- GIVEN DATA -
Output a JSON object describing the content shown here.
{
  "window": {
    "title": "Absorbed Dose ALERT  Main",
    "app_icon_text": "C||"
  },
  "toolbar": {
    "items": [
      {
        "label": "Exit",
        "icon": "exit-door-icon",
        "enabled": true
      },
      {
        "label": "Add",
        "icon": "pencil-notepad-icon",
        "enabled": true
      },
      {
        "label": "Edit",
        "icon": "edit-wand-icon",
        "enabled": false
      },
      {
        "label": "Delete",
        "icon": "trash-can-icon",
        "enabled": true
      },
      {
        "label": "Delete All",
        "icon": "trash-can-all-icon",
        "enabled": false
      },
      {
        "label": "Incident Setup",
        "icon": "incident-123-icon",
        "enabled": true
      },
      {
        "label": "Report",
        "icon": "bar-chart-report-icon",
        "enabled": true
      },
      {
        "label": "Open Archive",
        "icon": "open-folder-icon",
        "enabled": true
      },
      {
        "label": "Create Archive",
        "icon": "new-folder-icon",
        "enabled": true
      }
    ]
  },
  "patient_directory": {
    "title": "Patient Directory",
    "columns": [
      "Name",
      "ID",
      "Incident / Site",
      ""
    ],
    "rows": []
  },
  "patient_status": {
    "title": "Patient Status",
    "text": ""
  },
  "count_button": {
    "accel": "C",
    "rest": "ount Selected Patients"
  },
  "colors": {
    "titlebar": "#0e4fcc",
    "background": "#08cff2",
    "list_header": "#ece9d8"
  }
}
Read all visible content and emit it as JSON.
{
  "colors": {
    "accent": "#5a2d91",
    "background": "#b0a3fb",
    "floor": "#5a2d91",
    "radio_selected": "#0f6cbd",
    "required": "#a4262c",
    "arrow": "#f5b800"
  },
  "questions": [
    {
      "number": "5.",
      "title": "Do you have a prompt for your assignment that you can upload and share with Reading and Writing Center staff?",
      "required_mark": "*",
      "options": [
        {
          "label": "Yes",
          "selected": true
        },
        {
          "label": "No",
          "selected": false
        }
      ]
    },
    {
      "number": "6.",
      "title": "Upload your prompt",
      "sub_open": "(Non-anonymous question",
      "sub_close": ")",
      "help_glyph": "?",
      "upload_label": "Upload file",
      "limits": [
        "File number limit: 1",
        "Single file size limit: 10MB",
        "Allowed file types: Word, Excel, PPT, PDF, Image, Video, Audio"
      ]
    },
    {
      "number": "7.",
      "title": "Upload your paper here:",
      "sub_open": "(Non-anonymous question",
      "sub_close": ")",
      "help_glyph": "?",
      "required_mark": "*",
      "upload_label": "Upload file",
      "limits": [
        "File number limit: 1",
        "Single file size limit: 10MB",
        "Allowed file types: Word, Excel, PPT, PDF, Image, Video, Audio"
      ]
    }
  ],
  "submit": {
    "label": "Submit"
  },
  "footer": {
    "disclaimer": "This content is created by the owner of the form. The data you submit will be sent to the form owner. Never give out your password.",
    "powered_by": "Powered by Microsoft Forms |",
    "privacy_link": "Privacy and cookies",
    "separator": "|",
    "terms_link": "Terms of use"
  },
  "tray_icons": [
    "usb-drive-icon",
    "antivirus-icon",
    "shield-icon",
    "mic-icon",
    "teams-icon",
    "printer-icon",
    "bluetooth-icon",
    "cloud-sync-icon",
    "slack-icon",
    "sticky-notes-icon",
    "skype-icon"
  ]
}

---

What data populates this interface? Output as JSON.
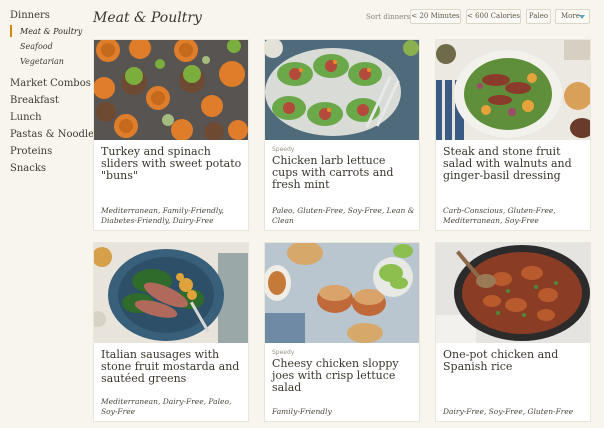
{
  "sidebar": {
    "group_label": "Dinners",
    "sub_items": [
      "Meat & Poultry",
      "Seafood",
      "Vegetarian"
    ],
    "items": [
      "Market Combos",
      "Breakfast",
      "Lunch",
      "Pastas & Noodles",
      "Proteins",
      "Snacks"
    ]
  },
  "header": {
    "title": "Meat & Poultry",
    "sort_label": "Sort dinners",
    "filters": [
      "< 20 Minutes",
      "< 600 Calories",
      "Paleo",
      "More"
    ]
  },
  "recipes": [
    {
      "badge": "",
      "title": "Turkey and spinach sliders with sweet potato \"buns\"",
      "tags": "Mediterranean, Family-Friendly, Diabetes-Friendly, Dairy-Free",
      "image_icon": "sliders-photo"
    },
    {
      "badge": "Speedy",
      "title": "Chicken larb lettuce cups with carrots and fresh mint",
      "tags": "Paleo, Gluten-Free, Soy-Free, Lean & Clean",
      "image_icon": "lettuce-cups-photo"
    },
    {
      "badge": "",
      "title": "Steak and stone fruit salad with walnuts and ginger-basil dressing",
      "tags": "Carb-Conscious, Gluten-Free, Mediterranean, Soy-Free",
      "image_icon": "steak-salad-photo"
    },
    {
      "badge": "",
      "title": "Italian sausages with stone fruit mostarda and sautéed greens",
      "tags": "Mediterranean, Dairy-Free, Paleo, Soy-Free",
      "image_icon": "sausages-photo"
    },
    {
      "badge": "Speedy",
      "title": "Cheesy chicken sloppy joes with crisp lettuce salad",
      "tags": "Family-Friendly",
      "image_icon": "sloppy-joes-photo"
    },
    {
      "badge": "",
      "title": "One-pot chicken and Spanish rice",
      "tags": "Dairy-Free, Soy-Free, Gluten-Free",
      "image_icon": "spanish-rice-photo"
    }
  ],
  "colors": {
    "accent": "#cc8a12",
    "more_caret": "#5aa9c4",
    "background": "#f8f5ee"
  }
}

- EXERCISE -
Line count for the word "number": tally the lines in the records that include it and give only the result.

- TASK RESPONSE -
5